Task brief
Go through the data below and gather each line containing "type".

+++ Data to use +++

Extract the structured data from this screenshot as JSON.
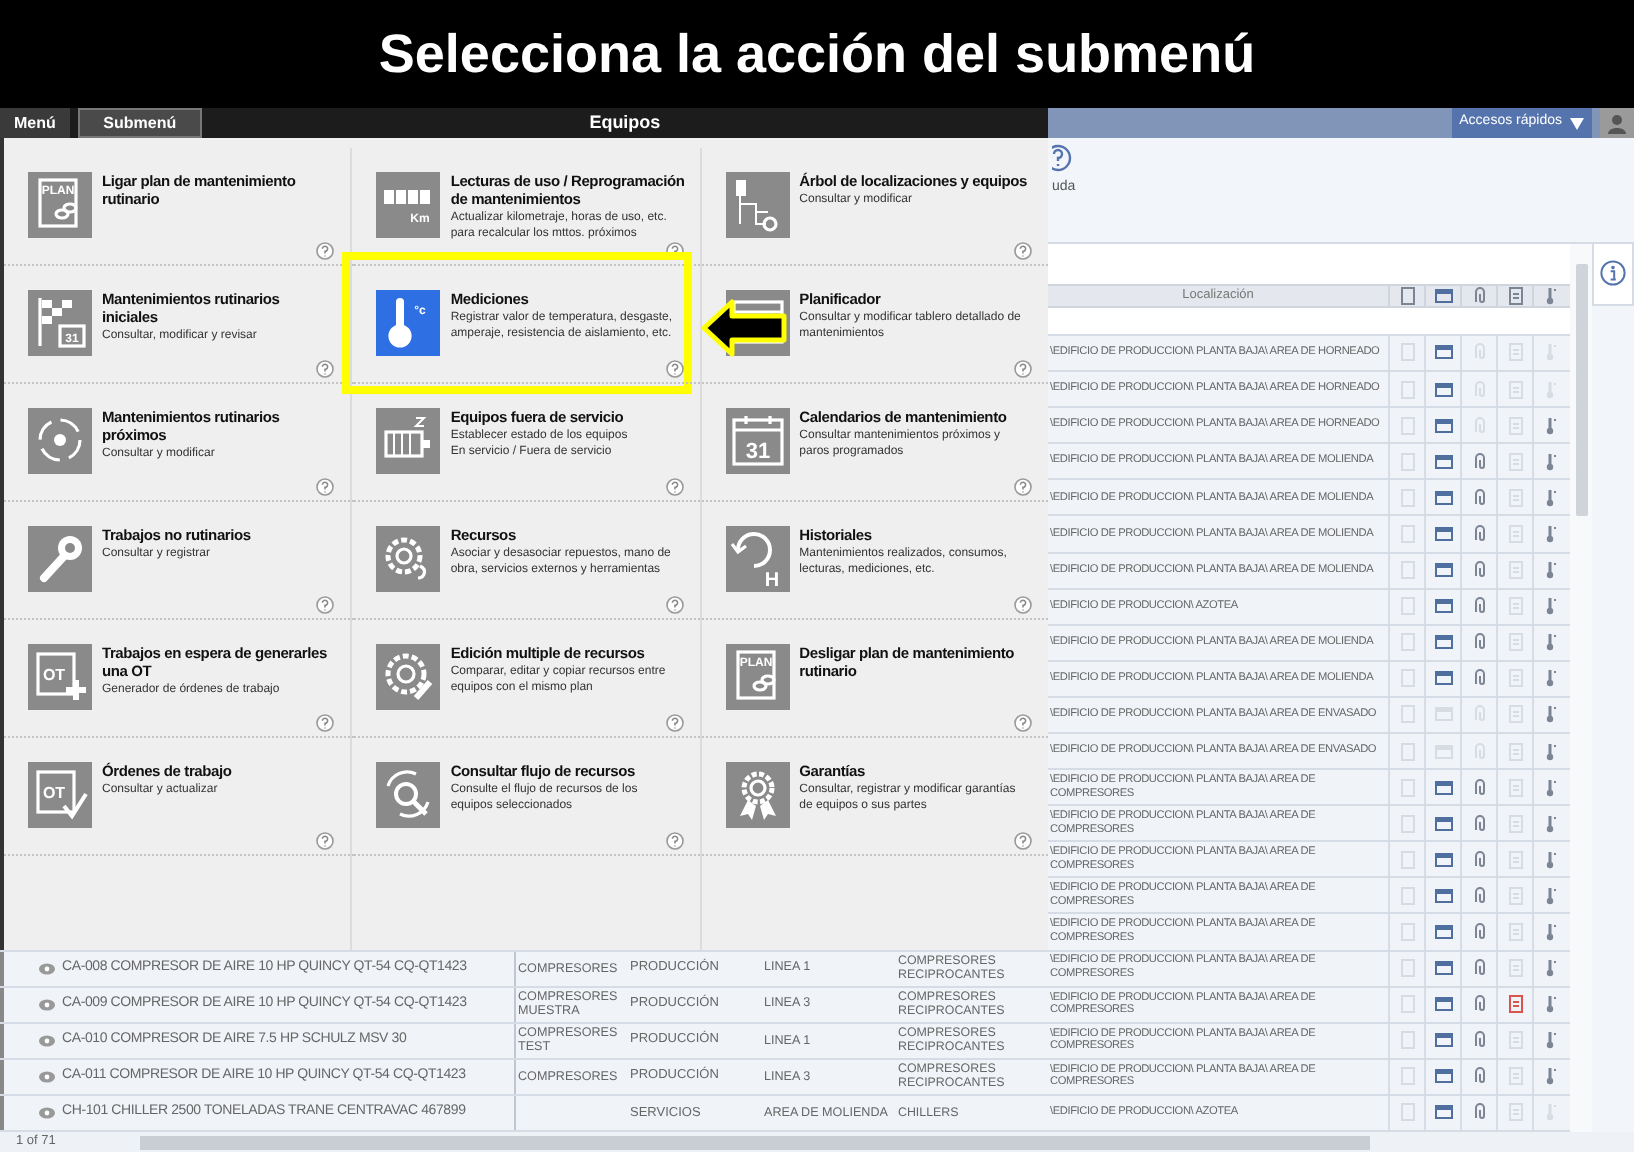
{
  "banner": {
    "title": "Selecciona la acción del submenú"
  },
  "header": {
    "menu_label": "Menú",
    "submenu_label": "Submenú",
    "title": "Equipos",
    "quick_access": "Accesos rápidos"
  },
  "help": {
    "label": "uda"
  },
  "menu": {
    "columns": [
      {
        "items": [
          {
            "title": "Ligar plan de mantenimiento rutinario",
            "kind": "plan",
            "icon_text": "PLAN",
            "selected": false
          },
          {
            "title": "Mantenimientos rutinarios iniciales",
            "description": "Consultar, modificar  y revisar",
            "kind": "flag",
            "icon_text": "31",
            "selected": false
          },
          {
            "title": "Mantenimientos rutinarios próximos",
            "description": "Consultar y modificar",
            "kind": "cycle",
            "selected": false
          },
          {
            "title": "Trabajos no rutinarios",
            "description": "Consultar y registrar",
            "kind": "wrench",
            "selected": false
          },
          {
            "title": "Trabajos en espera de generarles una OT",
            "description": "Generador de órdenes de trabajo",
            "kind": "otplus",
            "icon_text": "OT",
            "selected": false
          },
          {
            "title": "Órdenes de trabajo",
            "description": "Consultar y actualizar",
            "kind": "otcheck",
            "icon_text": "OT",
            "selected": false
          }
        ]
      },
      {
        "items": [
          {
            "title": "Lecturas de uso / Reprogramación de mantenimientos",
            "description": "Actualizar kilometraje, horas de uso, etc. para recalcular los mttos. próximos",
            "kind": "counter",
            "icon_text": "Km",
            "selected": false
          },
          {
            "title": "Mediciones",
            "description": "Registrar valor de temperatura, desgaste, amperaje, resistencia de aislamiento, etc.",
            "kind": "thermometer",
            "icon_text": "°c",
            "selected": true
          },
          {
            "title": "Equipos fuera de servicio",
            "description": "Establecer estado de los equipos\nEn servicio / Fuera de servicio",
            "kind": "motor",
            "selected": false
          },
          {
            "title": "Recursos",
            "description": "Asociar y desasociar repuestos, mano de obra, servicios externos y herramientas",
            "kind": "gear",
            "selected": false
          },
          {
            "title": "Edición multiple de recursos",
            "description": "Comparar, editar y copiar recursos entre equipos con el mismo  plan",
            "kind": "gearedit",
            "selected": false
          },
          {
            "title": "Consultar flujo de recursos",
            "description": "Consulte el flujo de recursos de los equipos seleccionados",
            "kind": "gearsearch",
            "selected": false
          }
        ]
      },
      {
        "items": [
          {
            "title": "Árbol de localizaciones y equipos",
            "description": "Consultar y modificar",
            "kind": "tree",
            "selected": false
          },
          {
            "title": "Planificador",
            "description": "Consultar y modificar tablero detallado de mantenimientos",
            "kind": "planner",
            "selected": false
          },
          {
            "title": "Calendarios de mantenimiento",
            "description": "Consultar mantenimientos próximos y paros programados",
            "kind": "calendar",
            "icon_text": "31",
            "selected": false
          },
          {
            "title": "Historiales",
            "description": "Mantenimientos realizados, consumos, lecturas, mediciones, etc.",
            "kind": "history",
            "icon_text": "H",
            "selected": false
          },
          {
            "title": "Desligar plan de mantenimiento rutinario",
            "kind": "plan",
            "icon_text": "PLAN",
            "selected": false
          },
          {
            "title": "Garantías",
            "description": "Consultar, registrar y modificar  garantías de equipos o sus partes",
            "kind": "award",
            "selected": false
          }
        ]
      }
    ]
  },
  "table": {
    "location_header": "Localización",
    "rows": [
      {
        "location": "\\EDIFICIO DE PRODUCCION\\ PLANTA BAJA\\ AREA DE HORNEADO",
        "icons": [
          false,
          true,
          false,
          false,
          false
        ],
        "alert": false
      },
      {
        "location": "\\EDIFICIO DE PRODUCCION\\ PLANTA BAJA\\ AREA DE HORNEADO",
        "icons": [
          false,
          true,
          false,
          false,
          false
        ],
        "alert": false
      },
      {
        "location": "\\EDIFICIO DE PRODUCCION\\ PLANTA BAJA\\ AREA DE HORNEADO",
        "icons": [
          false,
          true,
          false,
          false,
          true
        ],
        "alert": false
      },
      {
        "location": "\\EDIFICIO DE PRODUCCION\\ PLANTA BAJA\\ AREA DE MOLIENDA",
        "icons": [
          false,
          true,
          true,
          false,
          true
        ],
        "alert": false
      },
      {
        "location": "\\EDIFICIO DE PRODUCCION\\ PLANTA BAJA\\ AREA DE MOLIENDA",
        "icons": [
          false,
          true,
          true,
          false,
          true
        ],
        "alert": false
      },
      {
        "location": "\\EDIFICIO DE PRODUCCION\\ PLANTA BAJA\\ AREA DE MOLIENDA",
        "icons": [
          false,
          true,
          true,
          false,
          true
        ],
        "alert": false
      },
      {
        "location": "\\EDIFICIO DE PRODUCCION\\ PLANTA BAJA\\ AREA DE MOLIENDA",
        "icons": [
          false,
          true,
          true,
          false,
          true
        ],
        "alert": false
      },
      {
        "location": "\\EDIFICIO DE PRODUCCION\\ AZOTEA",
        "icons": [
          false,
          true,
          true,
          false,
          true
        ],
        "alert": false
      },
      {
        "location": "\\EDIFICIO DE PRODUCCION\\ PLANTA BAJA\\ AREA DE MOLIENDA",
        "icons": [
          false,
          true,
          true,
          false,
          true
        ],
        "alert": false
      },
      {
        "location": "\\EDIFICIO DE PRODUCCION\\ PLANTA BAJA\\ AREA DE MOLIENDA",
        "icons": [
          false,
          true,
          true,
          false,
          true
        ],
        "alert": false
      },
      {
        "location": "\\EDIFICIO DE PRODUCCION\\ PLANTA BAJA\\ AREA DE ENVASADO",
        "icons": [
          false,
          false,
          false,
          false,
          true
        ],
        "alert": false
      },
      {
        "location": "\\EDIFICIO DE PRODUCCION\\ PLANTA BAJA\\ AREA DE ENVASADO",
        "icons": [
          false,
          false,
          false,
          false,
          true
        ],
        "alert": false
      },
      {
        "location": "\\EDIFICIO DE PRODUCCION\\ PLANTA BAJA\\ AREA DE COMPRESORES",
        "icons": [
          false,
          true,
          true,
          false,
          true
        ],
        "alert": false
      },
      {
        "location": "\\EDIFICIO DE PRODUCCION\\ PLANTA BAJA\\ AREA DE COMPRESORES",
        "icons": [
          false,
          true,
          true,
          false,
          true
        ],
        "alert": false
      },
      {
        "location": "\\EDIFICIO DE PRODUCCION\\ PLANTA BAJA\\ AREA DE COMPRESORES",
        "icons": [
          false,
          true,
          true,
          false,
          true
        ],
        "alert": false
      },
      {
        "location": "\\EDIFICIO DE PRODUCCION\\ PLANTA BAJA\\ AREA DE COMPRESORES",
        "icons": [
          false,
          true,
          true,
          false,
          true
        ],
        "alert": false
      },
      {
        "location": "\\EDIFICIO DE PRODUCCION\\ PLANTA BAJA\\ AREA DE COMPRESORES",
        "icons": [
          false,
          true,
          true,
          false,
          true
        ],
        "alert": false
      },
      {
        "name": "CA-008 COMPRESOR DE AIRE 10 HP QUINCY QT-54 CQ-QT1423",
        "type": "COMPRESORES",
        "area": "PRODUCCIÓN",
        "line": "LINEA 1",
        "category": "COMPRESORES RECIPROCANTES",
        "location": "\\EDIFICIO DE PRODUCCION\\ PLANTA BAJA\\ AREA DE COMPRESORES",
        "icons": [
          false,
          true,
          true,
          false,
          true
        ],
        "alert": false
      },
      {
        "name": "CA-009 COMPRESOR DE AIRE 10 HP QUINCY QT-54 CQ-QT1423",
        "type": "COMPRESORES MUESTRA",
        "area": "PRODUCCIÓN",
        "line": "LINEA 3",
        "category": "COMPRESORES RECIPROCANTES",
        "location": "\\EDIFICIO DE PRODUCCION\\ PLANTA BAJA\\ AREA DE COMPRESORES",
        "icons": [
          false,
          true,
          true,
          false,
          true
        ],
        "alert": true
      },
      {
        "name": "CA-010 COMPRESOR DE AIRE 7.5 HP SCHULZ MSV 30",
        "type": "COMPRESORES TEST",
        "area": "PRODUCCIÓN",
        "line": "LINEA 1",
        "category": "COMPRESORES RECIPROCANTES",
        "location": "\\EDIFICIO DE PRODUCCION\\ PLANTA BAJA\\ AREA DE COMPRESORES",
        "icons": [
          false,
          true,
          true,
          false,
          true
        ],
        "alert": false
      },
      {
        "name": "CA-011 COMPRESOR DE AIRE 10 HP QUINCY QT-54 CQ-QT1423",
        "type": "COMPRESORES",
        "area": "PRODUCCIÓN",
        "line": "LINEA 3",
        "category": "COMPRESORES RECIPROCANTES",
        "location": "\\EDIFICIO DE PRODUCCION\\ PLANTA BAJA\\ AREA DE COMPRESORES",
        "icons": [
          false,
          true,
          true,
          false,
          true
        ],
        "alert": false
      },
      {
        "name": "CH-101 CHILLER 2500 TONELADAS TRANE CENTRAVAC 467899",
        "area": "SERVICIOS",
        "line": "AREA DE MOLIENDA",
        "category": "CHILLERS",
        "location": "\\EDIFICIO DE PRODUCCION\\ AZOTEA",
        "icons": [
          false,
          true,
          true,
          false,
          false
        ],
        "alert": false
      }
    ]
  },
  "footer": {
    "page": "1 of 71"
  }
}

+++

Worked solution
        "type": "COMPRESORES",
        "type": "COMPRESORES MUESTRA",
        "type": "COMPRESORES TEST",
        "type": "COMPRESORES",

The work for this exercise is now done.